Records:
-.-.-

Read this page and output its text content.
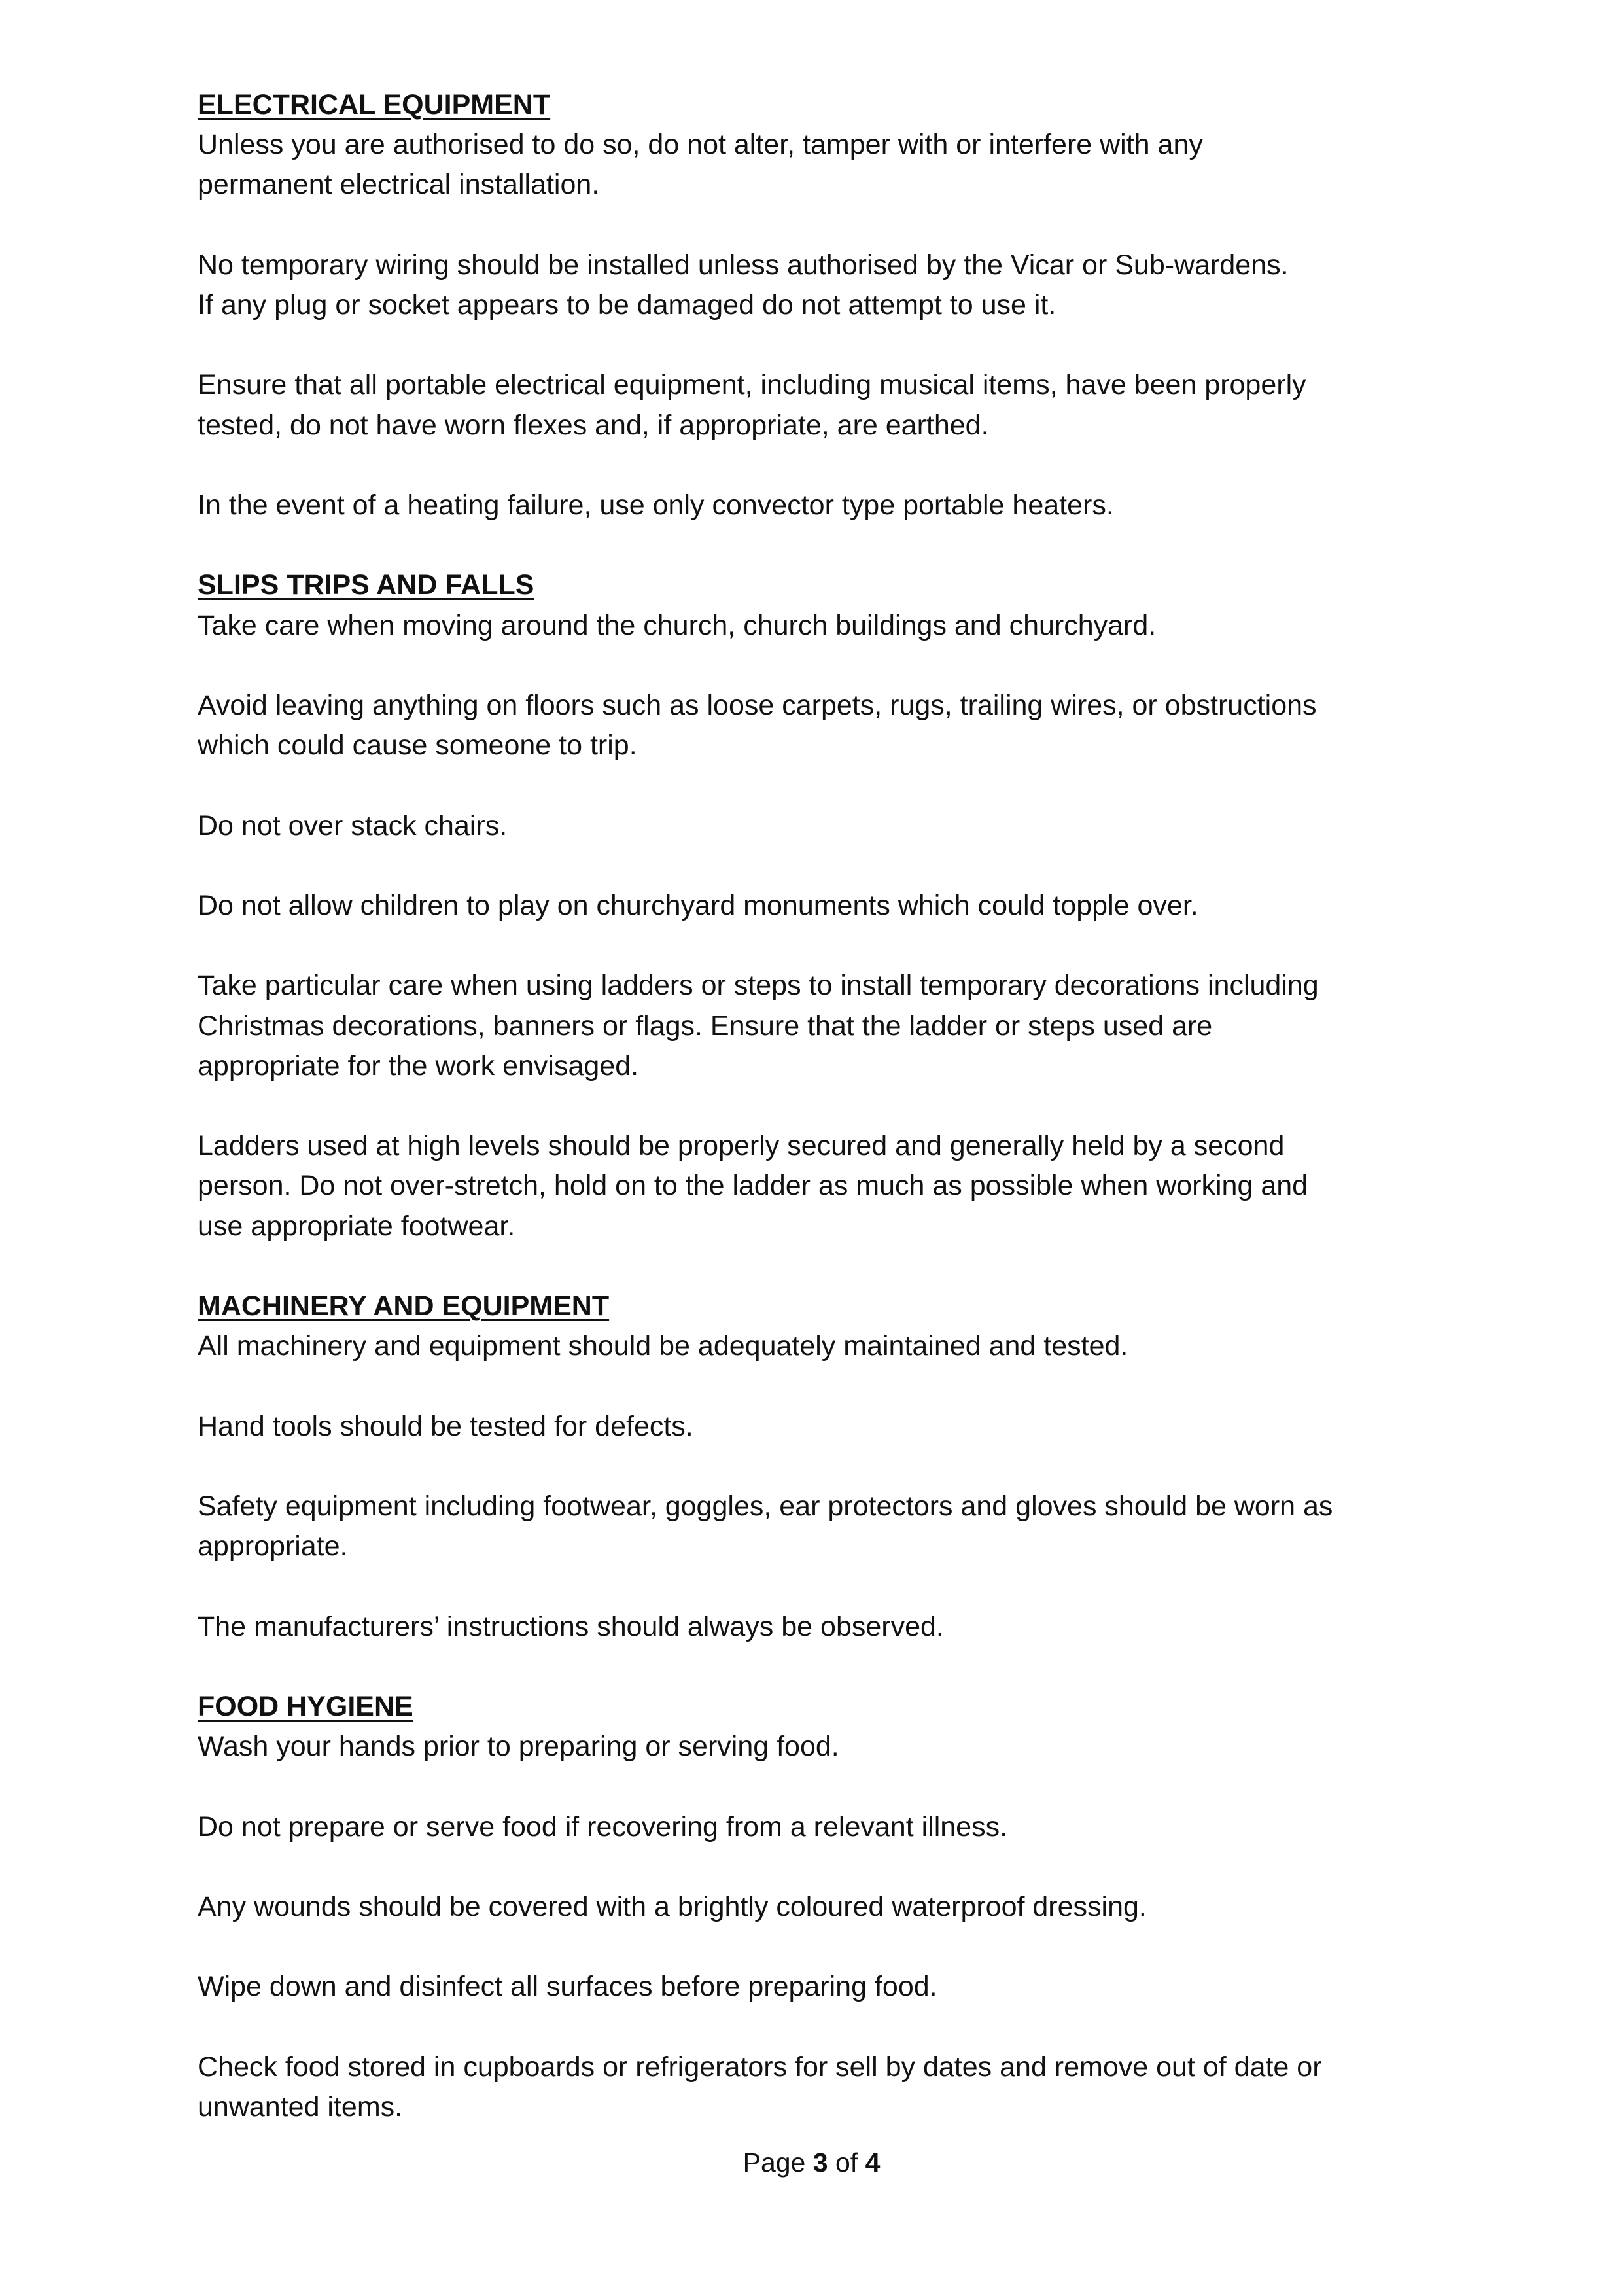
ELECTRICAL EQUIPMENT

Unless you are authorised to do so, do not alter, tamper with or interfere with any
permanent electrical installation.

No temporary wiring should be installed unless authorised by the Vicar or Sub-wardens.
If any plug or socket appears to be damaged do not attempt to use it.

Ensure that all portable electrical equipment, including musical items, have been properly
tested, do not have worn flexes and, if appropriate, are earthed.

In the event of a heating failure, use only convector type portable heaters.

SLIPS TRIPS AND FALLS

Take care when moving around the church, church buildings and churchyard.

Avoid leaving anything on floors such as loose carpets, rugs, trailing wires, or obstructions
which could cause someone to trip.

Do not over stack chairs.

Do not allow children to play on churchyard monuments which could topple over.

Take particular care when using ladders or steps to install temporary decorations including
Christmas decorations, banners or flags. Ensure that the ladder or steps used are
appropriate for the work envisaged.

Ladders used at high levels should be properly secured and generally held by a second
person. Do not over-stretch, hold on to the ladder as much as possible when working and
use appropriate footwear.

MACHINERY AND EQUIPMENT

All machinery and equipment should be adequately maintained and tested.

Hand tools should be tested for defects.

Safety equipment including footwear, goggles, ear protectors and gloves should be worn as
appropriate.

The manufacturers’ instructions should always be observed.

FOOD HYGIENE

Wash your hands prior to preparing or serving food.

Do not prepare or serve food if recovering from a relevant illness.

Any wounds should be covered with a brightly coloured waterproof dressing.

Wipe down and disinfect all surfaces before preparing food.

Check food stored in cupboards or refrigerators for sell by dates and remove out of date or
unwanted items.

Page 3 of 4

-.-.-

** TASK **
Working from the material above, transcribe it exactly while omitting pictures.

** OUTPUT OF THE EXERCISE **
Read this page and output its text content.
ELECTRICAL EQUIPMENT

Unless you are authorised to do so, do not alter, tamper with or interfere with any
permanent electrical installation.

No temporary wiring should be installed unless authorised by the Vicar or Sub-wardens.
If any plug or socket appears to be damaged do not attempt to use it.

Ensure that all portable electrical equipment, including musical items, have been properly
tested, do not have worn flexes and, if appropriate, are earthed.

In the event of a heating failure, use only convector type portable heaters.

SLIPS TRIPS AND FALLS

Take care when moving around the church, church buildings and churchyard.

Avoid leaving anything on floors such as loose carpets, rugs, trailing wires, or obstructions
which could cause someone to trip.

Do not over stack chairs.

Do not allow children to play on churchyard monuments which could topple over.

Take particular care when using ladders or steps to install temporary decorations including
Christmas decorations, banners or flags. Ensure that the ladder or steps used are
appropriate for the work envisaged.

Ladders used at high levels should be properly secured and generally held by a second
person. Do not over-stretch, hold on to the ladder as much as possible when working and
use appropriate footwear.

MACHINERY AND EQUIPMENT

All machinery and equipment should be adequately maintained and tested.

Hand tools should be tested for defects.

Safety equipment including footwear, goggles, ear protectors and gloves should be worn as
appropriate.

The manufacturers’ instructions should always be observed.

FOOD HYGIENE

Wash your hands prior to preparing or serving food.

Do not prepare or serve food if recovering from a relevant illness.

Any wounds should be covered with a brightly coloured waterproof dressing.

Wipe down and disinfect all surfaces before preparing food.

Check food stored in cupboards or refrigerators for sell by dates and remove out of date or
unwanted items.

Page 3 of 4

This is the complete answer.